Seek out every line containing the word "category", and copy each.
*****
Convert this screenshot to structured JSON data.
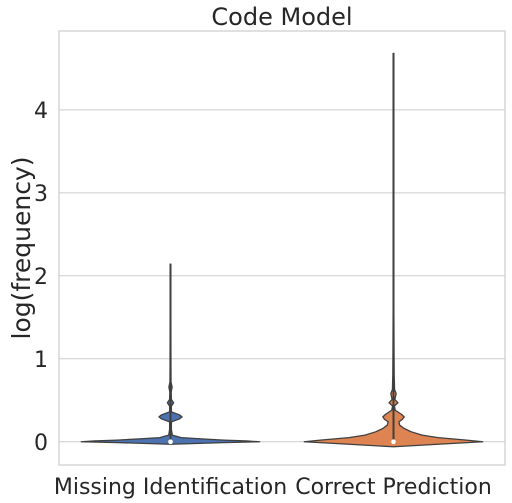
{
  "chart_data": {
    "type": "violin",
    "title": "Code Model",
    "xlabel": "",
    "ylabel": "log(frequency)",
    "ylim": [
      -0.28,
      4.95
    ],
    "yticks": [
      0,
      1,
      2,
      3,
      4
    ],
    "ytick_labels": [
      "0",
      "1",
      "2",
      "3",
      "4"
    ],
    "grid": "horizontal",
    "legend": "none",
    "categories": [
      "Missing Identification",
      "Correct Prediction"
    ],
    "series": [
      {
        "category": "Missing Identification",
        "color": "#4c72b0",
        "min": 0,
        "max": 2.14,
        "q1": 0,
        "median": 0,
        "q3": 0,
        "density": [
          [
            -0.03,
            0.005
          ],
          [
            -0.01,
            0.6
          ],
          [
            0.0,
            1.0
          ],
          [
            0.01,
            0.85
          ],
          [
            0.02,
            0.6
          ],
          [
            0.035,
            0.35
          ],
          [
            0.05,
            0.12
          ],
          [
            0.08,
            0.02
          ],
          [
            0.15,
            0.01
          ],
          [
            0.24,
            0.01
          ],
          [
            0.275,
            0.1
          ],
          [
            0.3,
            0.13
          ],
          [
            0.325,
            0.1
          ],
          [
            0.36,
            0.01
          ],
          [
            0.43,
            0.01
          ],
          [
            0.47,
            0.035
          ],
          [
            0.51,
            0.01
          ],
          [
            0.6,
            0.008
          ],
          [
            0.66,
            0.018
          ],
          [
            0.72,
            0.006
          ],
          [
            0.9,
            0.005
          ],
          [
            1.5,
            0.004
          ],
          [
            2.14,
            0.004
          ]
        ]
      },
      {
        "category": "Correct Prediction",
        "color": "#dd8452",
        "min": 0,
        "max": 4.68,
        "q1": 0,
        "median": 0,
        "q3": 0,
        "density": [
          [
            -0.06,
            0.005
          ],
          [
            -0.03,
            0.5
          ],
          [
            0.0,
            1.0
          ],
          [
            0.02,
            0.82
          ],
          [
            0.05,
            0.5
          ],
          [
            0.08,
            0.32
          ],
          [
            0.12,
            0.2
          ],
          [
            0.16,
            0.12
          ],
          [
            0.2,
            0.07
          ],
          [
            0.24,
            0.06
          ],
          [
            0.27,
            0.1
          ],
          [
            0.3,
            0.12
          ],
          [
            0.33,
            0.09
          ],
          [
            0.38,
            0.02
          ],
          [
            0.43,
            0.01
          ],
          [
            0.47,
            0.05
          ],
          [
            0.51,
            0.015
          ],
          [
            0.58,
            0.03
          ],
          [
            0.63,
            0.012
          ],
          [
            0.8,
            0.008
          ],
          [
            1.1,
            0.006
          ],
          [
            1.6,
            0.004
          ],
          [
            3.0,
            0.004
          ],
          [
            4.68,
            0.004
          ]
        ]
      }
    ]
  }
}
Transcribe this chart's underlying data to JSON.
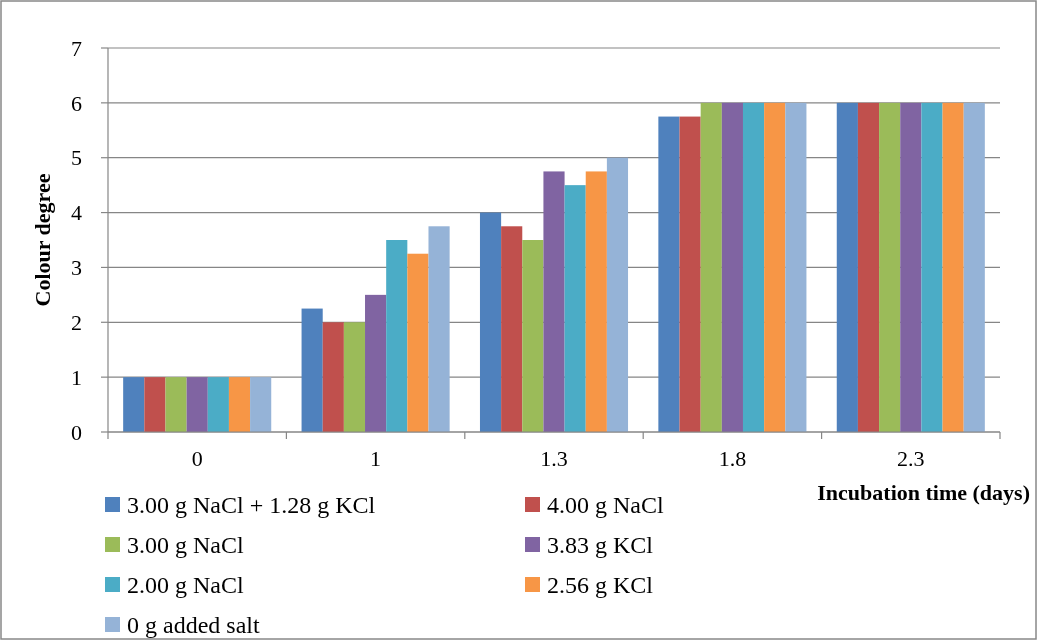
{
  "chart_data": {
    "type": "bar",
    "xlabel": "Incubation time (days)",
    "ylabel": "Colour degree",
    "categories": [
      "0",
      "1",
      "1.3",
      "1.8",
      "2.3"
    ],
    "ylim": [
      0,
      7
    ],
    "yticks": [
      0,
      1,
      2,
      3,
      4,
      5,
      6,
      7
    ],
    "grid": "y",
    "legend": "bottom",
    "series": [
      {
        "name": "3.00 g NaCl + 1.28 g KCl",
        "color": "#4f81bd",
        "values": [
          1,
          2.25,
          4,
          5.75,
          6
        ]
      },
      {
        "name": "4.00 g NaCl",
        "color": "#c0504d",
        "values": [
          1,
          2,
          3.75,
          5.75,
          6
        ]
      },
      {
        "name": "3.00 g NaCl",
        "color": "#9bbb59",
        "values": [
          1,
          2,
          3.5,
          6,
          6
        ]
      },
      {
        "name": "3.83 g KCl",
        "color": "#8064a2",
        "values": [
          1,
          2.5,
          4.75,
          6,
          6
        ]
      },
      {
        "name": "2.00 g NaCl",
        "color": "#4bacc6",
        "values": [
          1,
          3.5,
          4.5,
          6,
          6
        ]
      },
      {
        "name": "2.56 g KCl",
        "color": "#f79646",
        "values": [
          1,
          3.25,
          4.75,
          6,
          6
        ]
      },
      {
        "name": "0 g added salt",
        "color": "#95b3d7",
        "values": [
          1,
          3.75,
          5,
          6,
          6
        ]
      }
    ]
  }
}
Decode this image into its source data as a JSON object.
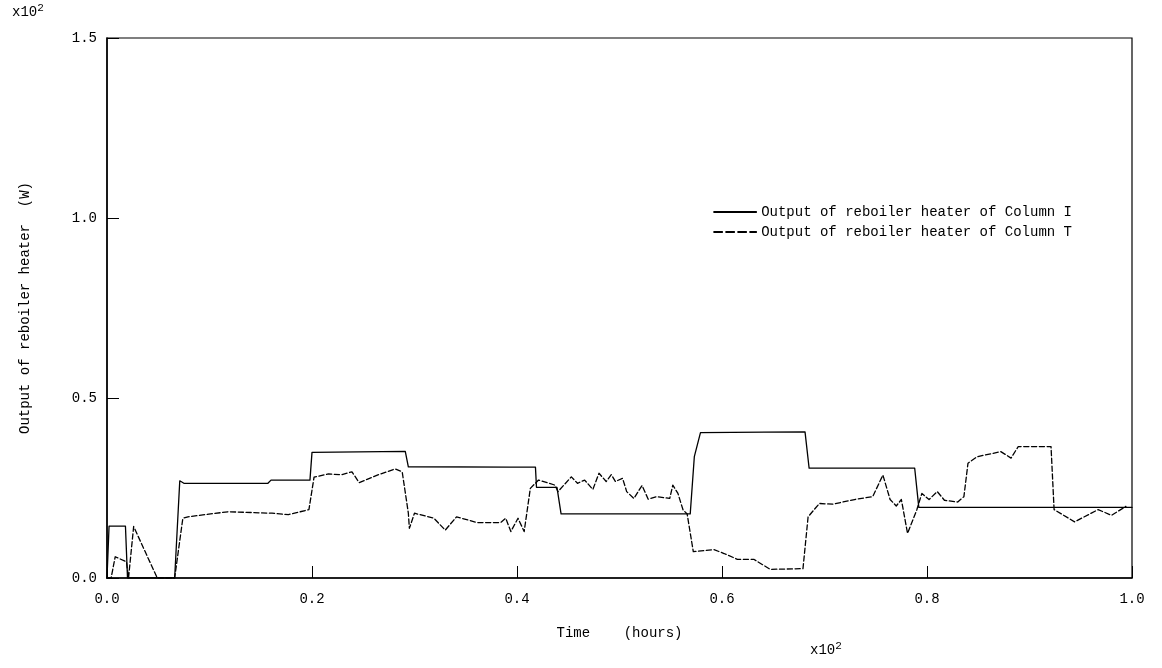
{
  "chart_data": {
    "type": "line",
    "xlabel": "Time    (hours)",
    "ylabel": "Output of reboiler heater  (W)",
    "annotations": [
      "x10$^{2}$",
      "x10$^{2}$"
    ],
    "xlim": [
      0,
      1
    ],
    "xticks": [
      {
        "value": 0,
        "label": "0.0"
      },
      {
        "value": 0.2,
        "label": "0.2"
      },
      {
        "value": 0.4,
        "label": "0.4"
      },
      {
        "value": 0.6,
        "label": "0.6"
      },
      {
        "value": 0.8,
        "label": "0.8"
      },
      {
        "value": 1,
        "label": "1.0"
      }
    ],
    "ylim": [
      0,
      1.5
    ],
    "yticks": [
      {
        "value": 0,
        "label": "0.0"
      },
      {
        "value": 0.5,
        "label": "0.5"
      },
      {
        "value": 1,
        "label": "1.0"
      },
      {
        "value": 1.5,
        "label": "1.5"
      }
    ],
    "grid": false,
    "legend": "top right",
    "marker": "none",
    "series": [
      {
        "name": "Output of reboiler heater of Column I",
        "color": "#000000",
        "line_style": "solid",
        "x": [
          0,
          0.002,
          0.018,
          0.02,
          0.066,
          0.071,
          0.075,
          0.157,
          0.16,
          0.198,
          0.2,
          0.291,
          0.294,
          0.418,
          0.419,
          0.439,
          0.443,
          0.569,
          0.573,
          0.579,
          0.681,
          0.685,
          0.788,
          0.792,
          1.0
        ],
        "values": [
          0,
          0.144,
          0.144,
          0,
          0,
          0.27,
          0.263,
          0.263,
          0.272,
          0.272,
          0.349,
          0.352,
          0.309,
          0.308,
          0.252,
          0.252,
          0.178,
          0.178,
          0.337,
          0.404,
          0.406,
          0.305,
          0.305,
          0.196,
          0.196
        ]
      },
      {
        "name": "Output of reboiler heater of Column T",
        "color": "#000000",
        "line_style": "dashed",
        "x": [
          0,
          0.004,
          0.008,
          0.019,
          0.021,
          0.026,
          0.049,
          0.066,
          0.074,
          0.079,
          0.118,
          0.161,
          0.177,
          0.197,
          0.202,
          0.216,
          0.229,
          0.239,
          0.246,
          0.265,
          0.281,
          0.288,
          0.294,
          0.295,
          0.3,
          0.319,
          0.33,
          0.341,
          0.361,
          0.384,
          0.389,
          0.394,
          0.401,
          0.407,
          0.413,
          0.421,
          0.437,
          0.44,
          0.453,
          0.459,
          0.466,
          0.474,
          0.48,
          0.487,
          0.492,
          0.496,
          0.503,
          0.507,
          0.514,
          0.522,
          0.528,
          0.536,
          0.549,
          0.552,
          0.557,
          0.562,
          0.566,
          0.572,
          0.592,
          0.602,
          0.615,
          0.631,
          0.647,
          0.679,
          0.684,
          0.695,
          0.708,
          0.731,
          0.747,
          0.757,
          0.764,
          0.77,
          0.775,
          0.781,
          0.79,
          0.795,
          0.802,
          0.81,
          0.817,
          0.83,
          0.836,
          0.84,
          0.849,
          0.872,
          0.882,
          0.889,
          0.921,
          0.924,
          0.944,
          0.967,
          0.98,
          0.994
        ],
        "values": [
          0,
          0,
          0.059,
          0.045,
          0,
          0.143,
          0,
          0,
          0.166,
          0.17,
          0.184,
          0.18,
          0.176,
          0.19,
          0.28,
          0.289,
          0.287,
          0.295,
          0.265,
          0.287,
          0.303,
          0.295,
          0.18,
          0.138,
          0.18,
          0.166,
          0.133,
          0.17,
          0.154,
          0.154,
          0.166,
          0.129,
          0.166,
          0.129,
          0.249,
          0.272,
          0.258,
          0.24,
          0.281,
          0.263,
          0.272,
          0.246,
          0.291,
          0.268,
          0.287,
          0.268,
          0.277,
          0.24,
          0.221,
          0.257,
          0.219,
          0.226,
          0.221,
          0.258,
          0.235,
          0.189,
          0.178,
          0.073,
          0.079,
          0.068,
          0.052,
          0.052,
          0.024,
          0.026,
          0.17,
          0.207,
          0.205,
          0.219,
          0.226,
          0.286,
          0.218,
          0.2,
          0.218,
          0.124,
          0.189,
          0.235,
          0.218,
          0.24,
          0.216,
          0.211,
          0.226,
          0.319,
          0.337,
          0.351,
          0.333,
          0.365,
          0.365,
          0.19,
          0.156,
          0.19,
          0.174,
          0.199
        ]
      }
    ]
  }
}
*****
SOLUTION FOR THIS EXERCISE:
        "category": "Missing Identification",
        "category": "Correct Prediction",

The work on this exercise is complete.